* **To be done**
Each record below is to be reproduced without any change.

==*==

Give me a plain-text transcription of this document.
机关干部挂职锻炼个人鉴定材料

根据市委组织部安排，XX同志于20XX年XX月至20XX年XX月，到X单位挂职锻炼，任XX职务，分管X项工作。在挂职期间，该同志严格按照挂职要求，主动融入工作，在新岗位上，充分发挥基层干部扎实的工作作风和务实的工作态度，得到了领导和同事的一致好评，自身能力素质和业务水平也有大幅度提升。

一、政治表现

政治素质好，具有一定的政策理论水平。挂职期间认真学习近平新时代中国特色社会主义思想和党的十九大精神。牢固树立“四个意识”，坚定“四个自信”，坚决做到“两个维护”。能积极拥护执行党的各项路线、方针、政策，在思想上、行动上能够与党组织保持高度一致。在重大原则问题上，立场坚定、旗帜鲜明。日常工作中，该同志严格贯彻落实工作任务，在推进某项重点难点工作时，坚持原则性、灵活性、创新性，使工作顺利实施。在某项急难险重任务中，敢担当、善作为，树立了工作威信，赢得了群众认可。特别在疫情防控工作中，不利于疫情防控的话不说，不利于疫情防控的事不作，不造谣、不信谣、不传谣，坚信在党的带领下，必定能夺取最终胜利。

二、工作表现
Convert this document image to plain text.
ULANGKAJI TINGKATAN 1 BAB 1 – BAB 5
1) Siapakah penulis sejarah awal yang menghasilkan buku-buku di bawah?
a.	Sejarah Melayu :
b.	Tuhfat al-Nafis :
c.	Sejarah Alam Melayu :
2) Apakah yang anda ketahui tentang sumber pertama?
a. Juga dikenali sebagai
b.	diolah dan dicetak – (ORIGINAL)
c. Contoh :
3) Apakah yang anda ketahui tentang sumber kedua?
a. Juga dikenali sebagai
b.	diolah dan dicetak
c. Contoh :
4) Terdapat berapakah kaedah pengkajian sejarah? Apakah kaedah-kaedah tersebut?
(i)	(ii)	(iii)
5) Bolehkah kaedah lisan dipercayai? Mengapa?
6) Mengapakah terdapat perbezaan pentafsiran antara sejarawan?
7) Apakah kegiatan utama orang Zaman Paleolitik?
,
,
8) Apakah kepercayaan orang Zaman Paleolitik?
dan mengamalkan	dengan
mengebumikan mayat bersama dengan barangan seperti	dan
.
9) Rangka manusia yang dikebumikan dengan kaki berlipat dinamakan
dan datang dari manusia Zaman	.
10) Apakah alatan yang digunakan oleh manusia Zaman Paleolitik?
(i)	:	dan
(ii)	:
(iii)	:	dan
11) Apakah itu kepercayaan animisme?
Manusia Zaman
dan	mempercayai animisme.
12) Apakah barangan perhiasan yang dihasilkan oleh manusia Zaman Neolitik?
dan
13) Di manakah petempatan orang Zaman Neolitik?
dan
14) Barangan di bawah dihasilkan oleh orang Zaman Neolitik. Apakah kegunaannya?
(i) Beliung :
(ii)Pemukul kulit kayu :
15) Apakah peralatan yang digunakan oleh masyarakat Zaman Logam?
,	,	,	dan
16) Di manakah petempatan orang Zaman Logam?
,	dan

==*==

* **Complete answer**
Give me a plain-text transcription of this document.
机关干部挂职锻炼个人鉴定材料

根据市委组织部安排，XX同志于20XX年XX月至20XX年XX月，到X单位挂职锻炼，任XX职务，分管X项工作。在挂职期间，该同志严格按照挂职要求，主动融入工作，在新岗位上，充分发挥基层干部扎实的工作作风和务实的工作态度，得到了领导和同事的一致好评，自身能力素质和业务水平也有大幅度提升。

一、政治表现

政治素质好，具有一定的政策理论水平。挂职期间认真学习近平新时代中国特色社会主义思想和党的十九大精神。牢固树立“四个意识”，坚定“四个自信”，坚决做到“两个维护”。能积极拥护执行党的各项路线、方针、政策，在思想上、行动上能够与党组织保持高度一致。在重大原则问题上，立场坚定、旗帜鲜明。日常工作中，该同志严格贯彻落实工作任务，在推进某项重点难点工作时，坚持原则性、灵活性、创新性，使工作顺利实施。在某项急难险重任务中，敢担当、善作为，树立了工作威信，赢得了群众认可。特别在疫情防控工作中，不利于疫情防控的话不说，不利于疫情防控的事不作，不造谣、不信谣、不传谣，坚信在党的带领下，必定能夺取最终胜利。

二、工作表现
Convert this document image to plain text.
ULANGKAJI TINGKATAN 1 BAB 1 – BAB 5
1) Siapakah penulis sejarah awal yang menghasilkan buku-buku di bawah?
a.	Sejarah Melayu :
b.	Tuhfat al-Nafis :
c.	Sejarah Alam Melayu :
2) Apakah yang anda ketahui tentang sumber pertama?
a. Juga dikenali sebagai
b.	diolah dan dicetak – (ORIGINAL)
c. Contoh :
3) Apakah yang anda ketahui tentang sumber kedua?
a. Juga dikenali sebagai
b.	diolah dan dicetak
c. Contoh :
4) Terdapat berapakah kaedah pengkajian sejarah? Apakah kaedah-kaedah tersebut?
(i)	(ii)	(iii)
5) Bolehkah kaedah lisan dipercayai? Mengapa?
6) Mengapakah terdapat perbezaan pentafsiran antara sejarawan?
7) Apakah kegiatan utama orang Zaman Paleolitik?
,
,
8) Apakah kepercayaan orang Zaman Paleolitik?
dan mengamalkan	dengan
mengebumikan mayat bersama dengan barangan seperti	dan
.
9) Rangka manusia yang dikebumikan dengan kaki berlipat dinamakan
dan datang dari manusia Zaman	.
10) Apakah alatan yang digunakan oleh manusia Zaman Paleolitik?
(i)	:	dan
(ii)	:
(iii)	:	dan
11) Apakah itu kepercayaan animisme?
Manusia Zaman
dan	mempercayai animisme.
12) Apakah barangan perhiasan yang dihasilkan oleh manusia Zaman Neolitik?
dan
13) Di manakah petempatan orang Zaman Neolitik?
dan
14) Barangan di bawah dihasilkan oleh orang Zaman Neolitik. Apakah kegunaannya?
(i) Beliung :
(ii)Pemukul kulit kayu :
15) Apakah peralatan yang digunakan oleh masyarakat Zaman Logam?
,	,	,	dan
16) Di manakah petempatan orang Zaman Logam?
,	dan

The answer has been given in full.